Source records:
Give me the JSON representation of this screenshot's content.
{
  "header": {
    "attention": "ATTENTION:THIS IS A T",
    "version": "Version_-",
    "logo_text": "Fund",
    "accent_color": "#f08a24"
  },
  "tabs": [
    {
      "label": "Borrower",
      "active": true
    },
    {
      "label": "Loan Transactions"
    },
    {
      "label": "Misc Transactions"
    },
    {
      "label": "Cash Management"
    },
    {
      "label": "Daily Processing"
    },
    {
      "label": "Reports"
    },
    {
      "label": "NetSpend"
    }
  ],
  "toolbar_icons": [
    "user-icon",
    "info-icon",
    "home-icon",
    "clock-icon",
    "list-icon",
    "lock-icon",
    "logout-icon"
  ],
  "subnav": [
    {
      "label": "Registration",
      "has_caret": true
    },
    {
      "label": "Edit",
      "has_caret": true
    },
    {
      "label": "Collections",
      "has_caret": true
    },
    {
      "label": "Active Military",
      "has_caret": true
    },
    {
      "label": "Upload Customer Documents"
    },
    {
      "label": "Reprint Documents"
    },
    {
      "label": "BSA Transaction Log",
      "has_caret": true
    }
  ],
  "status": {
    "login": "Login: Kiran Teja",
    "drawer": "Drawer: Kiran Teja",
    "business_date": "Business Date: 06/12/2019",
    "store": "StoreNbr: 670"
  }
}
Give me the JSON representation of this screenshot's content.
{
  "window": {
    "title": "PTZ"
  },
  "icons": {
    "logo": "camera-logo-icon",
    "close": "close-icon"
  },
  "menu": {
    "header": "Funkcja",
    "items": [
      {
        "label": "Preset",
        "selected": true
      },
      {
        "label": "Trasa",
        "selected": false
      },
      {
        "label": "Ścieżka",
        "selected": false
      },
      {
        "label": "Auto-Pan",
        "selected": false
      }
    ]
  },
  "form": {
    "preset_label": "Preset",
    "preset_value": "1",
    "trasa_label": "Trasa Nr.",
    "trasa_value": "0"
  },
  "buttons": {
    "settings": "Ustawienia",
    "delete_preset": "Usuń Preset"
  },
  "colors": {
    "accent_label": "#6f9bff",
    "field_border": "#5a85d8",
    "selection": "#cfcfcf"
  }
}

What the task requires -
Show the data once more, exactly as it was written.

Final result -
Give me the JSON representation of this screenshot's content.
{
  "header": {
    "attention": "ATTENTION:THIS IS A T",
    "version": "Version_-",
    "logo_text": "Fund",
    "accent_color": "#f08a24"
  },
  "tabs": [
    {
      "label": "Borrower",
      "active": true
    },
    {
      "label": "Loan Transactions"
    },
    {
      "label": "Misc Transactions"
    },
    {
      "label": "Cash Management"
    },
    {
      "label": "Daily Processing"
    },
    {
      "label": "Reports"
    },
    {
      "label": "NetSpend"
    }
  ],
  "toolbar_icons": [
    "user-icon",
    "info-icon",
    "home-icon",
    "clock-icon",
    "list-icon",
    "lock-icon",
    "logout-icon"
  ],
  "subnav": [
    {
      "label": "Registration",
      "has_caret": true
    },
    {
      "label": "Edit",
      "has_caret": true
    },
    {
      "label": "Collections",
      "has_caret": true
    },
    {
      "label": "Active Military",
      "has_caret": true
    },
    {
      "label": "Upload Customer Documents"
    },
    {
      "label": "Reprint Documents"
    },
    {
      "label": "BSA Transaction Log",
      "has_caret": true
    }
  ],
  "status": {
    "login": "Login: Kiran Teja",
    "drawer": "Drawer: Kiran Teja",
    "business_date": "Business Date: 06/12/2019",
    "store": "StoreNbr: 670"
  }
}
Give me the JSON representation of this screenshot's content.
{
  "window": {
    "title": "PTZ"
  },
  "icons": {
    "logo": "camera-logo-icon",
    "close": "close-icon"
  },
  "menu": {
    "header": "Funkcja",
    "items": [
      {
        "label": "Preset",
        "selected": true
      },
      {
        "label": "Trasa",
        "selected": false
      },
      {
        "label": "Ścieżka",
        "selected": false
      },
      {
        "label": "Auto-Pan",
        "selected": false
      }
    ]
  },
  "form": {
    "preset_label": "Preset",
    "preset_value": "1",
    "trasa_label": "Trasa Nr.",
    "trasa_value": "0"
  },
  "buttons": {
    "settings": "Ustawienia",
    "delete_preset": "Usuń Preset"
  },
  "colors": {
    "accent_label": "#6f9bff",
    "field_border": "#5a85d8",
    "selection": "#cfcfcf"
  }
}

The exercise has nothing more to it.